-- BEGIN MATERIAL --
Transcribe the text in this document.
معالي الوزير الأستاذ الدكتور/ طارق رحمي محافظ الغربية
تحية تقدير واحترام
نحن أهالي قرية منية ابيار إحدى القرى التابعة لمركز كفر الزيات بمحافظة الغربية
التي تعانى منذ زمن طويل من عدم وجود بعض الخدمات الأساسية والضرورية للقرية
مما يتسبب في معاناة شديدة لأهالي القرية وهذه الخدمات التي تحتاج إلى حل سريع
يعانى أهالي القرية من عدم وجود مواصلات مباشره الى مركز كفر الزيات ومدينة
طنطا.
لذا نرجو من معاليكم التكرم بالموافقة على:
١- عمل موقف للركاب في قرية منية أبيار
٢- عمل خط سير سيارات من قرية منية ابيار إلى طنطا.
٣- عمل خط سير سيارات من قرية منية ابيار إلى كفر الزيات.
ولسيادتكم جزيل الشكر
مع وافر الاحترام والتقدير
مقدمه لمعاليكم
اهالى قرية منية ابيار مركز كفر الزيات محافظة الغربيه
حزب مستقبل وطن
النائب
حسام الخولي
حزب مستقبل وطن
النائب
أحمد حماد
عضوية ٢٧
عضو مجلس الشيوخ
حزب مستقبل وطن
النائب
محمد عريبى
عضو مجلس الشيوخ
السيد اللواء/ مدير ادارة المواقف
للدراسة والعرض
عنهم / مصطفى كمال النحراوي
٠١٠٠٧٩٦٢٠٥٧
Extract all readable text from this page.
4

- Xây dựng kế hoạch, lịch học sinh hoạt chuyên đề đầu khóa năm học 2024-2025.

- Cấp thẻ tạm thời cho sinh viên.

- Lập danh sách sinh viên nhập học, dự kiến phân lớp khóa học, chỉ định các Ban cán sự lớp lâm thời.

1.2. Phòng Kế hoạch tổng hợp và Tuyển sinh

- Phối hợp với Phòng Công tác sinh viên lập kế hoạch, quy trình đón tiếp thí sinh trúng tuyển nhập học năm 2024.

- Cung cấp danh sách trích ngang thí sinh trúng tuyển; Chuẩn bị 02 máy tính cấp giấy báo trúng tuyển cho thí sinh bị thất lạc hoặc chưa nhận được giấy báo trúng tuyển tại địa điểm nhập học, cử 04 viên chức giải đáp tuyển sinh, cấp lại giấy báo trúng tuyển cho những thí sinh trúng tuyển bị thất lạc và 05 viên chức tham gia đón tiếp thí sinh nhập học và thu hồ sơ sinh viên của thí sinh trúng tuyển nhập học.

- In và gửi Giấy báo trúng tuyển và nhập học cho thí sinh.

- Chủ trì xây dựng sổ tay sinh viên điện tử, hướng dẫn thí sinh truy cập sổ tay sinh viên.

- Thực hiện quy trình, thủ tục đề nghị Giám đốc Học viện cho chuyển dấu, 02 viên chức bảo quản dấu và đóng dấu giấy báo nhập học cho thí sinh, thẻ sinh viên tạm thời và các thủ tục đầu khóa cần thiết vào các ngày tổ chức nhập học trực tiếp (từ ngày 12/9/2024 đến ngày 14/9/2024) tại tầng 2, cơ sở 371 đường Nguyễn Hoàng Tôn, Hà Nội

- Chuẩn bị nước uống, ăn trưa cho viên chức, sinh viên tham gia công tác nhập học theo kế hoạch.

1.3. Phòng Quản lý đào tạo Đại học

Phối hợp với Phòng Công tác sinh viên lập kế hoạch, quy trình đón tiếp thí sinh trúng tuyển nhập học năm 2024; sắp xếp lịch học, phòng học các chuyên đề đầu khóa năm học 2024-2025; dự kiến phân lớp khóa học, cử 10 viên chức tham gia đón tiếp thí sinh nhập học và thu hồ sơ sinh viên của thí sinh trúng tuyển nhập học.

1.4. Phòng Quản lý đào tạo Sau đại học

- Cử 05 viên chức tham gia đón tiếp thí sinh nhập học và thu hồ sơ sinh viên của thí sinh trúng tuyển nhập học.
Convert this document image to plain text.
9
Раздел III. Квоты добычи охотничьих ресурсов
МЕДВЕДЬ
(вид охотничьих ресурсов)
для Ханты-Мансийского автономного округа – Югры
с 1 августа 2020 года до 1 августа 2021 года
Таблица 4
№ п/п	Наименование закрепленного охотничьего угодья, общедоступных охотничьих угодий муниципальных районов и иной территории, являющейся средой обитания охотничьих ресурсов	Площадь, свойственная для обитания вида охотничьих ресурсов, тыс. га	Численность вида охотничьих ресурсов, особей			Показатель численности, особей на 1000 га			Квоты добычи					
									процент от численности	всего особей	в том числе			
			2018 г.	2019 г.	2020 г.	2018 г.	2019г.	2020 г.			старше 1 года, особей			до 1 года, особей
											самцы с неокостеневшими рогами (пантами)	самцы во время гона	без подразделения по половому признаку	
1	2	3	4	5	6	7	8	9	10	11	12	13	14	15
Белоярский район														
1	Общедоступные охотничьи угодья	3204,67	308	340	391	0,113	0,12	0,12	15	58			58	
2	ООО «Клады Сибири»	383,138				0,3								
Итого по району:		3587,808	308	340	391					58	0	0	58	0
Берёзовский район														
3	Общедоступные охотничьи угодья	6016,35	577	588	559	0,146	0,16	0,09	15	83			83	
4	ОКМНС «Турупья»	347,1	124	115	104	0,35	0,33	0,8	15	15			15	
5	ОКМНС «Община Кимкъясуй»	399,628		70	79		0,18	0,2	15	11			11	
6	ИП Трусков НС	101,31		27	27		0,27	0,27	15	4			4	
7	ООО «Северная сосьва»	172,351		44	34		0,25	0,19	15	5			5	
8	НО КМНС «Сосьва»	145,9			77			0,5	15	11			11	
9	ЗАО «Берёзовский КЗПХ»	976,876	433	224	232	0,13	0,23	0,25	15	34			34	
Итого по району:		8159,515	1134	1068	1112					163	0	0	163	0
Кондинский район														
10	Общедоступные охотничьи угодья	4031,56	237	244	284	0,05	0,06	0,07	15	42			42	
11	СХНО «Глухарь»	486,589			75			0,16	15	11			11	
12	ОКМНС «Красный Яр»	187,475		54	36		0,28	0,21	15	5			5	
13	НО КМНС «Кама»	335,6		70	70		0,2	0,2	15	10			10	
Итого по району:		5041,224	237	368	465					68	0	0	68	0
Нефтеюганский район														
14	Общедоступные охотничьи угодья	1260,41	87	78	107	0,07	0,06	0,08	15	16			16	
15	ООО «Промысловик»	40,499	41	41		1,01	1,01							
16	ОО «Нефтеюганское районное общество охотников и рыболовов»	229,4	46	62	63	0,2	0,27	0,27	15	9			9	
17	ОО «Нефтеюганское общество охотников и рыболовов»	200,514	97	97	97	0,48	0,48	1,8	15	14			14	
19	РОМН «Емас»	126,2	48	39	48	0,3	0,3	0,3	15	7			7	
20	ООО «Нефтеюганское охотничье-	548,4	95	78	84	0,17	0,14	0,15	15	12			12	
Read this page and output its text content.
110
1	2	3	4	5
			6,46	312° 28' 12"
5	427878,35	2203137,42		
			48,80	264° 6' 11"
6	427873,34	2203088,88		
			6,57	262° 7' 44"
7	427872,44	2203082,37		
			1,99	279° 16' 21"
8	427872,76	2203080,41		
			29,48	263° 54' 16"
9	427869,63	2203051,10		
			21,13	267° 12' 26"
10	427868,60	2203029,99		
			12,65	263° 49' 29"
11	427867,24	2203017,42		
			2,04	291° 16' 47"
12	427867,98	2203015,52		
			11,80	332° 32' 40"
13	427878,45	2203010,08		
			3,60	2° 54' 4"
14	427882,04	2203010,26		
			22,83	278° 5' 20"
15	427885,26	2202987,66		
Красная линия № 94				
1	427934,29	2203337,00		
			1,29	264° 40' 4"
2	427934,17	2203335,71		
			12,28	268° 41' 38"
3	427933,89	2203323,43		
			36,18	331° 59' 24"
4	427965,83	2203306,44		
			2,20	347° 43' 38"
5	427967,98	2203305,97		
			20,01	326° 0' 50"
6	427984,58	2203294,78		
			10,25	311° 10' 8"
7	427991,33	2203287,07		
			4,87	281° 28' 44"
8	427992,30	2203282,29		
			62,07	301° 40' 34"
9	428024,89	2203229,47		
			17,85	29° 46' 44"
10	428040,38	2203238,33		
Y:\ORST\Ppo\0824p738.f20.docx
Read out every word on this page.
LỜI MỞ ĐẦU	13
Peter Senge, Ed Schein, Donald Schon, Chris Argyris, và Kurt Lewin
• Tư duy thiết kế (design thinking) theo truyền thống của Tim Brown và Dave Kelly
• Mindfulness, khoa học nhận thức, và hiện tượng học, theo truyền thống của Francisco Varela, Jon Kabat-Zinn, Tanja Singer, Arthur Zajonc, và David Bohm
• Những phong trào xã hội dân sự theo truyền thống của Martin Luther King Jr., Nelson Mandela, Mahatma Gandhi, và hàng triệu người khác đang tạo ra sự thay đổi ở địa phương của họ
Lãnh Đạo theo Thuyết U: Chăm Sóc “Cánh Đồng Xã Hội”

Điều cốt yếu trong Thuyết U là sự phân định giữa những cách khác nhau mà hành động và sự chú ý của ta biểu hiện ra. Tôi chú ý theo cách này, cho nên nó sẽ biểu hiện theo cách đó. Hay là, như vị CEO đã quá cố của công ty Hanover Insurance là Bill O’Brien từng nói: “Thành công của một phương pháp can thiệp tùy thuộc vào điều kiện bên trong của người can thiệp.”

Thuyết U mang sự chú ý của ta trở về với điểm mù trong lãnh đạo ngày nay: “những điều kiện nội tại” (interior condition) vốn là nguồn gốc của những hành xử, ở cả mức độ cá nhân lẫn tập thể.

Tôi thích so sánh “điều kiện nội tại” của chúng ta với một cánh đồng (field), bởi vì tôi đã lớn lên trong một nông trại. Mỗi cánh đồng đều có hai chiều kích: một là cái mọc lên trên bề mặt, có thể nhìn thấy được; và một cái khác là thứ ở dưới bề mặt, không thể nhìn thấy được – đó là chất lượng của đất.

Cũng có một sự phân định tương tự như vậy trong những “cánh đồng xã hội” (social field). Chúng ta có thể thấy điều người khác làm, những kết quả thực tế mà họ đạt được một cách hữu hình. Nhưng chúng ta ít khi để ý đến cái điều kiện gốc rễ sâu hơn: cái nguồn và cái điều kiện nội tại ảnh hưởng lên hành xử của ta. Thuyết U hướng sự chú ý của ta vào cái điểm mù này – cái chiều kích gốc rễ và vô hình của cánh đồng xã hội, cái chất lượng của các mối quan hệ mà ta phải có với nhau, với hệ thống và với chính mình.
-- END MATERIAL --
■ OBJECTIVE ■
Show all lines above holding "tham".

■ THE SOLUTION ■
- Cung cấp danh sách trích ngang thí sinh trúng tuyển; Chuẩn bị 02 máy tính cấp giấy báo trúng tuyển cho thí sinh bị thất lạc hoặc chưa nhận được giấy báo trúng tuyển tại địa điểm nhập học, cử 04 viên chức giải đáp tuyển sinh, cấp lại giấy báo trúng tuyển cho những thí sinh trúng tuyển bị thất lạc và 05 viên chức tham gia đón tiếp thí sinh nhập học và thu hồ sơ sinh viên của thí sinh trúng tuyển nhập học.
- Chuẩn bị nước uống, ăn trưa cho viên chức, sinh viên tham gia công tác nhập học theo kế hoạch.
Phối hợp với Phòng Công tác sinh viên lập kế hoạch, quy trình đón tiếp thí sinh trúng tuyển nhập học năm 2024; sắp xếp lịch học, phòng học các chuyên đề đầu khóa năm học 2024-2025; dự kiến phân lớp khóa học, cử 10 viên chức tham gia đón tiếp thí sinh nhập học và thu hồ sơ sinh viên của thí sinh trúng tuyển nhập học.
- Cử 05 viên chức tham gia đón tiếp thí sinh nhập học và thu hồ sơ sinh viên của thí sinh trúng tuyển nhập học.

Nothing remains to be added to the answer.